*Task description:* Using the records that follow, copy every line containing the word "text".

*Task input:*
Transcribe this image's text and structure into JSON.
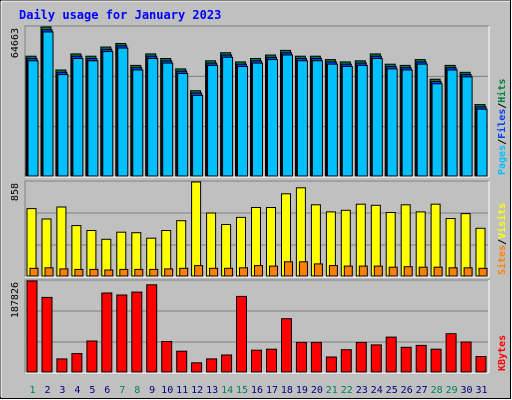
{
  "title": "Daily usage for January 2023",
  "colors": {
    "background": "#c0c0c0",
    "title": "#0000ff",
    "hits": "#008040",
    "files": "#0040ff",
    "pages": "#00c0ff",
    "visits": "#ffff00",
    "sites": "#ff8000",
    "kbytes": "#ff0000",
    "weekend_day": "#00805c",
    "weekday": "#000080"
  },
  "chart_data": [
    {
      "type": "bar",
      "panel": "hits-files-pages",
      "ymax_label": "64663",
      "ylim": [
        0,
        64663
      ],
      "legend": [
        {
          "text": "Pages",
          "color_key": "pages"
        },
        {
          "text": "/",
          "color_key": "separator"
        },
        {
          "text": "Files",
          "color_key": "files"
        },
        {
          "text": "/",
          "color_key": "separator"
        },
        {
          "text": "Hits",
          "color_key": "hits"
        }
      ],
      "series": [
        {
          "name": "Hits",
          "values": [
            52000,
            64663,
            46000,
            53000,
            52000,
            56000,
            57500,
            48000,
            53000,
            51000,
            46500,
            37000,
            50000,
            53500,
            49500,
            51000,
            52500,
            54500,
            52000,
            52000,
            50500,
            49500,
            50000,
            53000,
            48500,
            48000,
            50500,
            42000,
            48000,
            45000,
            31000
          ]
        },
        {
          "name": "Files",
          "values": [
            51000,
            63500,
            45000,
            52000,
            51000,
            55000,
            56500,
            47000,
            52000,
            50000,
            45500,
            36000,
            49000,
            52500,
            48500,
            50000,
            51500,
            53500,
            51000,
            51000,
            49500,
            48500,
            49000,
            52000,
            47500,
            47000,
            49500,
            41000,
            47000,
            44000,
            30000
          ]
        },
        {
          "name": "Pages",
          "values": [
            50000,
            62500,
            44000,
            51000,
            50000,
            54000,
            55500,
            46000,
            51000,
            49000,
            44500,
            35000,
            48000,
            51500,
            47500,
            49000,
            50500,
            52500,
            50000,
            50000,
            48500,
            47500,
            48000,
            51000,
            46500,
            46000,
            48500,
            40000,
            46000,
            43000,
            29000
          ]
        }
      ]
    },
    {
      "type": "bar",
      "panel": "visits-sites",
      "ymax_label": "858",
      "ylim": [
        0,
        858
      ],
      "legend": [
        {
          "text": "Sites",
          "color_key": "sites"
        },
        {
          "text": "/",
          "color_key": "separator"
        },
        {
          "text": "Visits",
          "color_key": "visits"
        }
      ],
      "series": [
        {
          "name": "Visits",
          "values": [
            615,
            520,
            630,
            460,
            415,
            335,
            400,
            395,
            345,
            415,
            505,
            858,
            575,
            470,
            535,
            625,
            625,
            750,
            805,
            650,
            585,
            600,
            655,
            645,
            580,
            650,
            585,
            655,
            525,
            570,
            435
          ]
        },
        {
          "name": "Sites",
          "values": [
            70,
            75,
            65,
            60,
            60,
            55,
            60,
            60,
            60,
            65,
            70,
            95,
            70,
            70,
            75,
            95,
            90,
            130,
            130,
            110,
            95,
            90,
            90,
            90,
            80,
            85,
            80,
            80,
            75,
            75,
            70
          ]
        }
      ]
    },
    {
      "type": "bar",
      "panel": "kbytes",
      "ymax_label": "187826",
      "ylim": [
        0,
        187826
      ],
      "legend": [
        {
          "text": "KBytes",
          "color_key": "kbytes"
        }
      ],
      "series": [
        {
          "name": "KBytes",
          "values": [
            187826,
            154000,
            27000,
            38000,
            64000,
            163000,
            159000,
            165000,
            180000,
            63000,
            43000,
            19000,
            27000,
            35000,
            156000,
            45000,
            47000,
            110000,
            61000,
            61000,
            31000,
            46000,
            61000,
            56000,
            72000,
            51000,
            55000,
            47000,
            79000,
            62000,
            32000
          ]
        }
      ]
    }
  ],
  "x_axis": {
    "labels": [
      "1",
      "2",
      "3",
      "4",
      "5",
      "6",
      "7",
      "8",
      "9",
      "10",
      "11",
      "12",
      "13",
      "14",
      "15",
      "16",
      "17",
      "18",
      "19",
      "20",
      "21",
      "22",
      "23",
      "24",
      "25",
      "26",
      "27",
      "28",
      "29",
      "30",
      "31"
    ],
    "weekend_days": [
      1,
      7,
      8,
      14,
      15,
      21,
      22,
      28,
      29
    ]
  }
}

---

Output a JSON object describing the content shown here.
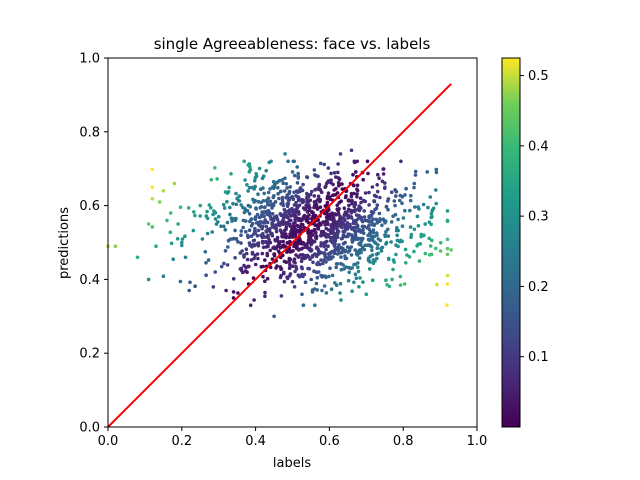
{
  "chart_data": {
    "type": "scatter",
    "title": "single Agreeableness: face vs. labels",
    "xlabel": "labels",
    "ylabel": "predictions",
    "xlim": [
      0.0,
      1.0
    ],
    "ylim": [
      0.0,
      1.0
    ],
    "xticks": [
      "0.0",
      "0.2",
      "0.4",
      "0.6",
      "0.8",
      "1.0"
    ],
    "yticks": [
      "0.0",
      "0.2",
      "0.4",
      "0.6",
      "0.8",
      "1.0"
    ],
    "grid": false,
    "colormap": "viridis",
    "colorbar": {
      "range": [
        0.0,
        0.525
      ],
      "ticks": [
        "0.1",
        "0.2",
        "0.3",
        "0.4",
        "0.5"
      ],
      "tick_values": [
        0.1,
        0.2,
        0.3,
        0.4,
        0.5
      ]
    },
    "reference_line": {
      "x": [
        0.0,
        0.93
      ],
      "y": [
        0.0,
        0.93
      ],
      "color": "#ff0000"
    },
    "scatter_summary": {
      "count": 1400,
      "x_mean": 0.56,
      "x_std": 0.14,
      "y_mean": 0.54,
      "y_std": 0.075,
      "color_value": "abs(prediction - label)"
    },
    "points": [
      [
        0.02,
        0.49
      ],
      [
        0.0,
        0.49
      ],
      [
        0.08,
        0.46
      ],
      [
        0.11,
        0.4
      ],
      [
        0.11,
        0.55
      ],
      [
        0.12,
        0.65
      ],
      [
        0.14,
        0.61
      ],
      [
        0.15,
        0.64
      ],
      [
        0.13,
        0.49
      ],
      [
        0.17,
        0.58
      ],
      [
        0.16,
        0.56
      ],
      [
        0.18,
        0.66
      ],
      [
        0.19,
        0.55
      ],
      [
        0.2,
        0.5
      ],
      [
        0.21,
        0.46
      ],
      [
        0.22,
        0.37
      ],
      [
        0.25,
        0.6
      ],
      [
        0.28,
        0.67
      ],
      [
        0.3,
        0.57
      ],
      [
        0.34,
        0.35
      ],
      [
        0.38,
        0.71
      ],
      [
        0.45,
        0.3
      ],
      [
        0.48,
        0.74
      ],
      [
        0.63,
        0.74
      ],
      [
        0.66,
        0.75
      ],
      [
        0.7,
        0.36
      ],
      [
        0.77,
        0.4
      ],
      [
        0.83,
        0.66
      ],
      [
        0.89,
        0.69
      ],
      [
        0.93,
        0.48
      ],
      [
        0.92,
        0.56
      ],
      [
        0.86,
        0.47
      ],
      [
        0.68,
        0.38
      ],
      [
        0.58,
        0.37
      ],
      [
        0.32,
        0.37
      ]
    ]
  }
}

*Exercise solution:*
Transcribe this image's text and structure into JSON.
          "text": "Pages",
          "text": "/",
          "text": "Files",
          "text": "/",
          "text": "Hits",
          "text": "Sites",
          "text": "/",
          "text": "Visits",
          "text": "KBytes",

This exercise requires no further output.